> YOUR TASK
Which lines in the material below contain the word "nthe"? Copy each of them.

· · ·

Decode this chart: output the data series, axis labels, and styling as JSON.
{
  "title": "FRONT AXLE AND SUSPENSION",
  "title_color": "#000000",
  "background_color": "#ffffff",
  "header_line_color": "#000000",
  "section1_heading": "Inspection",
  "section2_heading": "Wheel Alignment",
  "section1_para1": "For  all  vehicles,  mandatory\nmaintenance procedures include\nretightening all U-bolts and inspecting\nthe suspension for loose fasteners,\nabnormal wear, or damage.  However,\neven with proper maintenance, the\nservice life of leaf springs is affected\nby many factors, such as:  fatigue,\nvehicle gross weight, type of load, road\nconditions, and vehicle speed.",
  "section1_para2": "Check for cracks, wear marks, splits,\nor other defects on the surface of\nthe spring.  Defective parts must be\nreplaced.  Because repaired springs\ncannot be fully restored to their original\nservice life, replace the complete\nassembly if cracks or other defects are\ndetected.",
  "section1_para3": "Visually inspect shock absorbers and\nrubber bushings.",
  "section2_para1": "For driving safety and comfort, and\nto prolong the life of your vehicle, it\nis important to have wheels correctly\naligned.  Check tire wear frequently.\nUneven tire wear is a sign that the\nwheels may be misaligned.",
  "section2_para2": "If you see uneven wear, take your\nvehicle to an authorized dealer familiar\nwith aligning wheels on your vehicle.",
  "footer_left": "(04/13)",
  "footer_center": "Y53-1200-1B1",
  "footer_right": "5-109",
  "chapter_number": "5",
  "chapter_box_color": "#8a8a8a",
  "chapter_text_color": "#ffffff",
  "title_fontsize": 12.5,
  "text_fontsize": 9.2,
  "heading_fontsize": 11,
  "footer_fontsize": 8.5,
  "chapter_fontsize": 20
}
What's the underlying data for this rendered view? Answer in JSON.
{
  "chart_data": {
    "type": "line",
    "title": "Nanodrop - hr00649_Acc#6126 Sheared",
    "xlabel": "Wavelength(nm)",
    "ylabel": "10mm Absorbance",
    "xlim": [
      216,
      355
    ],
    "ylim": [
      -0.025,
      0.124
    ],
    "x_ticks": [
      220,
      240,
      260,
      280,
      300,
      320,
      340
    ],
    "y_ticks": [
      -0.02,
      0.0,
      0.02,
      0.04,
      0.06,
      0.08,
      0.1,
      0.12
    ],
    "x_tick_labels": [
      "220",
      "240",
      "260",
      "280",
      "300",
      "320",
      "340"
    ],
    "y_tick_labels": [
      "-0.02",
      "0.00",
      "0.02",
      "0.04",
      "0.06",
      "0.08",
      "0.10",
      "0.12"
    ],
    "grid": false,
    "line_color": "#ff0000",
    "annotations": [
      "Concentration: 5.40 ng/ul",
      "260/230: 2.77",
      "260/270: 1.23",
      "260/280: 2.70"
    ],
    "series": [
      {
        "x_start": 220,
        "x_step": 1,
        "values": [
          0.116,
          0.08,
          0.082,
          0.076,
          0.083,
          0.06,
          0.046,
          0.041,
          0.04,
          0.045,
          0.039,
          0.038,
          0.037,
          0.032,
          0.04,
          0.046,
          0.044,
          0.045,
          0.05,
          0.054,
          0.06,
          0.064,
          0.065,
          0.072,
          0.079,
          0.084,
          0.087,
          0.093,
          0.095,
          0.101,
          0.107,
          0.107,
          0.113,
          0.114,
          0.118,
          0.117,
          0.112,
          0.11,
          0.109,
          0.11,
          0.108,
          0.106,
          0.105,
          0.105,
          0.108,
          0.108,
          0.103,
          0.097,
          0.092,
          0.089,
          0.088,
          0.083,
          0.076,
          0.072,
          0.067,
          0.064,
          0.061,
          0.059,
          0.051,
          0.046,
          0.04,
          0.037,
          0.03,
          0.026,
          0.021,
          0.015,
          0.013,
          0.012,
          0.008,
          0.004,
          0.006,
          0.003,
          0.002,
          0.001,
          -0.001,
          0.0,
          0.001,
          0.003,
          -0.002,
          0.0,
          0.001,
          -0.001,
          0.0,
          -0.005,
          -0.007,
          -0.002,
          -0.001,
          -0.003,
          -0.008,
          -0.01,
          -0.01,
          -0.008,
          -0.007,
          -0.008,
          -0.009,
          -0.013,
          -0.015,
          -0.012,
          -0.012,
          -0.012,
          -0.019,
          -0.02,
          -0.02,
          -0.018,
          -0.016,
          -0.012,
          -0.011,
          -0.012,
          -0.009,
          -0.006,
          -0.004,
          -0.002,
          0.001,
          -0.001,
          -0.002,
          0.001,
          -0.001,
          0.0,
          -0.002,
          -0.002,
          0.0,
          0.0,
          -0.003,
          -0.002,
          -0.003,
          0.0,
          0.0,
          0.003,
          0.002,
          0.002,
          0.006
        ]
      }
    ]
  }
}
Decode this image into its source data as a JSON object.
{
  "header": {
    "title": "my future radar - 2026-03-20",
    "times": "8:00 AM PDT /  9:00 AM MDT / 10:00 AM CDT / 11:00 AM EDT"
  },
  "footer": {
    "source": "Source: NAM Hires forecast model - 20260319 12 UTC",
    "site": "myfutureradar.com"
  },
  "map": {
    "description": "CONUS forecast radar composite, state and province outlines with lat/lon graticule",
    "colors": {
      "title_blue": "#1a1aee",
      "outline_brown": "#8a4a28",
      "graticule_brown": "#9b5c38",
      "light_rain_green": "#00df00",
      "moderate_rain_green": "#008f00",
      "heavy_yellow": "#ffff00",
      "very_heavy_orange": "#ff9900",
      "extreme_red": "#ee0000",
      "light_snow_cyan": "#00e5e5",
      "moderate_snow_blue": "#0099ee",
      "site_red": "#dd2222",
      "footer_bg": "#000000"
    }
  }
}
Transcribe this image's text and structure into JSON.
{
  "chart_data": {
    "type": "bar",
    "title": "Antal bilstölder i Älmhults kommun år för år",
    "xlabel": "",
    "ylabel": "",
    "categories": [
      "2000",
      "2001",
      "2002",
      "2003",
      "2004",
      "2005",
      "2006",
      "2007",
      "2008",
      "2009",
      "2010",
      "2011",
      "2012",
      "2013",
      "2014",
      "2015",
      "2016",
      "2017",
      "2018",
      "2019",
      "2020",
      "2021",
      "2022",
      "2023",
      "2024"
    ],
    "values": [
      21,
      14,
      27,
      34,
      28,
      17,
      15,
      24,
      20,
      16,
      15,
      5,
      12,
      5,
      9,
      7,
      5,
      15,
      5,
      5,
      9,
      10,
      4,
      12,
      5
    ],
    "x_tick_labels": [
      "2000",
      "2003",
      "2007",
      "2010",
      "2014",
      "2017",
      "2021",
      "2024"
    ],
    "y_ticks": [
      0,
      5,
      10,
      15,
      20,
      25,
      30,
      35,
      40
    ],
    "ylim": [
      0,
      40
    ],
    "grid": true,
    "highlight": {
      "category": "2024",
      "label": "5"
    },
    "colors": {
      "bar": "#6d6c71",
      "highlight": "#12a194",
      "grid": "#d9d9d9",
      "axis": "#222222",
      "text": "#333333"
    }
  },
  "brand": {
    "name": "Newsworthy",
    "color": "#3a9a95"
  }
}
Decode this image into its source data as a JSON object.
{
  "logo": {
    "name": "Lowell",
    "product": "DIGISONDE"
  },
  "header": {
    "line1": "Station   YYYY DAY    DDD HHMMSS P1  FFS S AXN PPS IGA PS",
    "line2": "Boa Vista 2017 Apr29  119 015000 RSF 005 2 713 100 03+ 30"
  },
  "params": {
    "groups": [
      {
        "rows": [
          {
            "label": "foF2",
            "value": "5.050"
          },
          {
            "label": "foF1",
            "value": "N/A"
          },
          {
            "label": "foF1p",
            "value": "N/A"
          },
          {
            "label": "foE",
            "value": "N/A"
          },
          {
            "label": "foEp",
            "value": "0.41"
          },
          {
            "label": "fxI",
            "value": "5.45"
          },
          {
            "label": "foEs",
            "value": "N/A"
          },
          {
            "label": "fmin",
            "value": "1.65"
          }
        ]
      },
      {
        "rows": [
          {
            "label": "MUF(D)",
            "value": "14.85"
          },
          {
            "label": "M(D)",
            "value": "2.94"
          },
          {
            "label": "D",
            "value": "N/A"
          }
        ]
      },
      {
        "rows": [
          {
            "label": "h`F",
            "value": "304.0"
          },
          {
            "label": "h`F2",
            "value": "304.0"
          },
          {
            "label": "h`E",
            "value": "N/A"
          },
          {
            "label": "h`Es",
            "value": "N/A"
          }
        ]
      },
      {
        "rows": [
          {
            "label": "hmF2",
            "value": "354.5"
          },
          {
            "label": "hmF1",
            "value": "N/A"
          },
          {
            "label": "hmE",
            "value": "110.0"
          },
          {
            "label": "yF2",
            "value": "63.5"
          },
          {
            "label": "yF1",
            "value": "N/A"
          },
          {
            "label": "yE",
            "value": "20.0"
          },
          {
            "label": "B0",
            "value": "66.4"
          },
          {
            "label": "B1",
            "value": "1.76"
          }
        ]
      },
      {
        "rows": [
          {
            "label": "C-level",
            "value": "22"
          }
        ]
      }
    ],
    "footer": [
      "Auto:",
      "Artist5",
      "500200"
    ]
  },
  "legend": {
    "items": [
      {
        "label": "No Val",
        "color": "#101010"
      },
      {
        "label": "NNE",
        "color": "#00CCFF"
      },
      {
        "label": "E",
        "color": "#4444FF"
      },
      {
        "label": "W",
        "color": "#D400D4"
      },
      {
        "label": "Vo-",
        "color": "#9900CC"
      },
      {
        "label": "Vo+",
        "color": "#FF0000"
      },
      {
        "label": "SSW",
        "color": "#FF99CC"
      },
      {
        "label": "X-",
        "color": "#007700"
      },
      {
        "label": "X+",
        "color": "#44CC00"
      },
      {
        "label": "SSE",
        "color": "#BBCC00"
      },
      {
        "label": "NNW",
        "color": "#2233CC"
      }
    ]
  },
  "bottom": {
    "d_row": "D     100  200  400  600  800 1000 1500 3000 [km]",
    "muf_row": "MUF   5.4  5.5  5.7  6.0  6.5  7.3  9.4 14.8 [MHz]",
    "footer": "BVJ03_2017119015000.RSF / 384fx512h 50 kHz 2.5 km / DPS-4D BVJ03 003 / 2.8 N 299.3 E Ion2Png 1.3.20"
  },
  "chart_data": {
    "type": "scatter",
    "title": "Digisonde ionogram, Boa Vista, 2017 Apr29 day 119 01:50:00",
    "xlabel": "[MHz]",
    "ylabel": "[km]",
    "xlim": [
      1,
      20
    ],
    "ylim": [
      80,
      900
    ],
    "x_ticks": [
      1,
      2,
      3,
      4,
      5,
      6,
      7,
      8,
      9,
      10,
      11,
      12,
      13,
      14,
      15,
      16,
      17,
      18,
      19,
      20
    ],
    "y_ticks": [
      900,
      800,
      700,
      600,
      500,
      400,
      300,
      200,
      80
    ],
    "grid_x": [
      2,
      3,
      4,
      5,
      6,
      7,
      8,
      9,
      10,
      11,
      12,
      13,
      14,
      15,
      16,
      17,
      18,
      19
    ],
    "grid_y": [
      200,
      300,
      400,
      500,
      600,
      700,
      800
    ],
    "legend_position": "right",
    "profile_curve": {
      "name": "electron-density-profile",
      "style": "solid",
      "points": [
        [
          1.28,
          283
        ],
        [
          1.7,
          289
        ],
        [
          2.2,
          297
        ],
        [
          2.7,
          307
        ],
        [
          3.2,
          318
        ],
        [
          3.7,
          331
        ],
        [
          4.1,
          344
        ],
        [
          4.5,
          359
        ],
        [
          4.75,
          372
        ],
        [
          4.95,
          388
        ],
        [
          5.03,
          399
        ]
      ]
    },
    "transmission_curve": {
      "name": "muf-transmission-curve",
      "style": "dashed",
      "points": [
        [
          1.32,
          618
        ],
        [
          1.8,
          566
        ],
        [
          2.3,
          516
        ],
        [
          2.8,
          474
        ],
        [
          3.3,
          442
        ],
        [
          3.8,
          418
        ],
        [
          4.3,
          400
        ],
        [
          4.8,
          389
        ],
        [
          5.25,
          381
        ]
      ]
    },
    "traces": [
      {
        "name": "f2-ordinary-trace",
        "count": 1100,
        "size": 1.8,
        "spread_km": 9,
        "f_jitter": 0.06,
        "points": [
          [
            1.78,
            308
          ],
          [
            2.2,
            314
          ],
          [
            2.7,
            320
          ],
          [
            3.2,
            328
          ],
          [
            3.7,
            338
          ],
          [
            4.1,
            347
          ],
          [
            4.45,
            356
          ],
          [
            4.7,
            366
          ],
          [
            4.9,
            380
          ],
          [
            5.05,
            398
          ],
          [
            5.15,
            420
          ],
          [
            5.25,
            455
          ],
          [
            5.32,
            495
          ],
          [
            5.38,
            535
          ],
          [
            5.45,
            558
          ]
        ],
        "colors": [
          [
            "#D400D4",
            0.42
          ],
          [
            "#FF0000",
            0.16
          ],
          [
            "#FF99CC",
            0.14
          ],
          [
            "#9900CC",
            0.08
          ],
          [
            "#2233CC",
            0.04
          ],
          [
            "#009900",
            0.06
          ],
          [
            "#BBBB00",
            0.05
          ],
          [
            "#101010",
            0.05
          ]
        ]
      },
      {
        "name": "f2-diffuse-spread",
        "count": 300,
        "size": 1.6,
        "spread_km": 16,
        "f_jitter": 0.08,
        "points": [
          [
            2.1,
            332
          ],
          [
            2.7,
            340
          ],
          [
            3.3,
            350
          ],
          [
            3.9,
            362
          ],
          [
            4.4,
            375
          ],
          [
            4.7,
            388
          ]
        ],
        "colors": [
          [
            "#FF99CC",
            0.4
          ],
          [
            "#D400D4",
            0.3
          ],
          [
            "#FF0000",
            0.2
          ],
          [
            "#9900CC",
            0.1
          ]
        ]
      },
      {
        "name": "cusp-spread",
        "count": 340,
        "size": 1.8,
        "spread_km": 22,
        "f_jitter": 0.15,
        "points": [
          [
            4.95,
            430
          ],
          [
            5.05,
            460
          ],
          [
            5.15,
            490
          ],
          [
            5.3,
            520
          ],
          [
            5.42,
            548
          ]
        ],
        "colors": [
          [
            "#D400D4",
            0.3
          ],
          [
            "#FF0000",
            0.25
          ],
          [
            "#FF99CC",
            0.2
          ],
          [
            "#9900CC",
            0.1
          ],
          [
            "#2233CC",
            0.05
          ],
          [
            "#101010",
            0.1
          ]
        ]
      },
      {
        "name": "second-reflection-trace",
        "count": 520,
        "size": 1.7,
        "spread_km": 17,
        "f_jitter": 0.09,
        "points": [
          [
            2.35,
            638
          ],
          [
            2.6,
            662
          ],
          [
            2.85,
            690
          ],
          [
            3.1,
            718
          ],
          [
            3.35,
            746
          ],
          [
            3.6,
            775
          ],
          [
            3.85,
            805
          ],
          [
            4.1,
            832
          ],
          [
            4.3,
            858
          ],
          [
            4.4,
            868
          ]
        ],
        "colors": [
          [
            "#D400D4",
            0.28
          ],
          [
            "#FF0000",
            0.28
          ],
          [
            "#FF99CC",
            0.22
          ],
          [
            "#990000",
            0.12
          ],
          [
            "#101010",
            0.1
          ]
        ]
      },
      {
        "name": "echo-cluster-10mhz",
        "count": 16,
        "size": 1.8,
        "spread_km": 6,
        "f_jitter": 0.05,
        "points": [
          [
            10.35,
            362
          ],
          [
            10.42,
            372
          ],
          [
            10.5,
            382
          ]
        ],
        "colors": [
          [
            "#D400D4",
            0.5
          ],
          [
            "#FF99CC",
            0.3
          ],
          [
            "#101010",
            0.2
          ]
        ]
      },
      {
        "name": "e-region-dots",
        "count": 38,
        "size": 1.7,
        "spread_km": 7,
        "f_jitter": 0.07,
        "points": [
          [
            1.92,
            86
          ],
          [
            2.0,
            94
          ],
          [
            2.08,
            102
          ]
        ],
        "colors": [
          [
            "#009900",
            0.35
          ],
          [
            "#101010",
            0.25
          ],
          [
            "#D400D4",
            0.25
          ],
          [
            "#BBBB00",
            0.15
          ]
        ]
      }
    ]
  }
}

· · ·

> TASK RESPONSE
  "section1_para1": "For  all  vehicles,  mandatory\nmaintenance procedures include\nretightening all U-bolts and inspecting\nthe suspension for loose fasteners,\nabnormal wear, or damage.  However,\neven with proper maintenance, the\nservice life of leaf springs is affected\nby many factors, such as:  fatigue,\nvehicle gross weight, type of load, road\nconditions, and vehicle speed.",
  "section1_para2": "Check for cracks, wear marks, splits,\nor other defects on the surface of\nthe spring.  Defective parts must be\nreplaced.  Because repaired springs\ncannot be fully restored to their original\nservice life, replace the complete\nassembly if cracks or other defects are\ndetected.",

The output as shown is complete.